> [Task requirements]: Please give the count of lines holding the string "профессор" and nothing besides.

'''

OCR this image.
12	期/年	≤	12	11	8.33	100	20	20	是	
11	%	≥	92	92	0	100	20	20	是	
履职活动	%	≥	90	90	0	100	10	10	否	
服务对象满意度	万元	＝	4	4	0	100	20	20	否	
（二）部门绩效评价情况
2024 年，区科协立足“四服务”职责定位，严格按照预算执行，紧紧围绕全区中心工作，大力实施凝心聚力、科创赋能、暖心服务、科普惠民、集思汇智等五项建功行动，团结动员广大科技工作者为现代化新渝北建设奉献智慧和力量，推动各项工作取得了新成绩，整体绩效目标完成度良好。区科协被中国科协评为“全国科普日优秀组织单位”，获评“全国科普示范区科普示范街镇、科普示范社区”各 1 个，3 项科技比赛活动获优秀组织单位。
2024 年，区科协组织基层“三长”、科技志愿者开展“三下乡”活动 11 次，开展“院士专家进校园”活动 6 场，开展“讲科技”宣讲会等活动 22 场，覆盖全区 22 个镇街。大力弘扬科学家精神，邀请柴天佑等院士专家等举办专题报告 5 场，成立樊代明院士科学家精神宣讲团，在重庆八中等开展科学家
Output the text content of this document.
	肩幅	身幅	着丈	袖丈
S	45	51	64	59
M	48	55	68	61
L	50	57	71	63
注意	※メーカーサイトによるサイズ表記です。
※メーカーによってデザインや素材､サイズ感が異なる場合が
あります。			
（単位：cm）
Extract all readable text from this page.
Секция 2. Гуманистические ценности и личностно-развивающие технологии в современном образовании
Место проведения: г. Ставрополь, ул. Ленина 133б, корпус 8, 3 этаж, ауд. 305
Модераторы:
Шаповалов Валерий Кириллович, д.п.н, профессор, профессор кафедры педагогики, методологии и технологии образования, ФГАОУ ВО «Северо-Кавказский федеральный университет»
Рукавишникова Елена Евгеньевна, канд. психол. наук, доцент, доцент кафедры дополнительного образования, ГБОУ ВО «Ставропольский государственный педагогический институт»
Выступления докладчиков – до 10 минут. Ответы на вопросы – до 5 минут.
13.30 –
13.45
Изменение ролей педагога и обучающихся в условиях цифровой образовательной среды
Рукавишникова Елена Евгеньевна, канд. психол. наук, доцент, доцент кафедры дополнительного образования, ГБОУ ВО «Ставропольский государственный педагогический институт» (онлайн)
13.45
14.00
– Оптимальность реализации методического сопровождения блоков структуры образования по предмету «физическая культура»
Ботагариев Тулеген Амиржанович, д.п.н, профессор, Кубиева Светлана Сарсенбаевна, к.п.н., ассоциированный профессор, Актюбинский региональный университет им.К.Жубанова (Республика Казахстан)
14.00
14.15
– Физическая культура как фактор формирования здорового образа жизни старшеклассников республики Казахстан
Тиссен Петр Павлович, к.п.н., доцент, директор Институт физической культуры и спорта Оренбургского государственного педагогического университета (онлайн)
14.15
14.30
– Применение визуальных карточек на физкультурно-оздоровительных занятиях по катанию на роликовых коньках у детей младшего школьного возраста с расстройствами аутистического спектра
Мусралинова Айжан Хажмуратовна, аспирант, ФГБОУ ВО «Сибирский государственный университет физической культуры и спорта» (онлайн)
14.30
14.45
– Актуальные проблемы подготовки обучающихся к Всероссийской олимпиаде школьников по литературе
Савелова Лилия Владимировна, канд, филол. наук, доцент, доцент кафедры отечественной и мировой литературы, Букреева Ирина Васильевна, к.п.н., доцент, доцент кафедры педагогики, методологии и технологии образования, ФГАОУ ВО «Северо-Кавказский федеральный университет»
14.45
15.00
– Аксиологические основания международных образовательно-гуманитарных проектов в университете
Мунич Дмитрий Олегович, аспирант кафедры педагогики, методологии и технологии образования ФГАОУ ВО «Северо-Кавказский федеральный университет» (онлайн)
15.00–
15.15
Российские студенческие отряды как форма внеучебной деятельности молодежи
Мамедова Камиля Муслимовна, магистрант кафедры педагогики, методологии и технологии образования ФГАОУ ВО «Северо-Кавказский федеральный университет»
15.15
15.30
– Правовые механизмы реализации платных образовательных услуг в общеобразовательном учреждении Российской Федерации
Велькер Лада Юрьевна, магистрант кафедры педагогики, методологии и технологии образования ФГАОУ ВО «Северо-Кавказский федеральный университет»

'''

> [Solution for this problem]: 2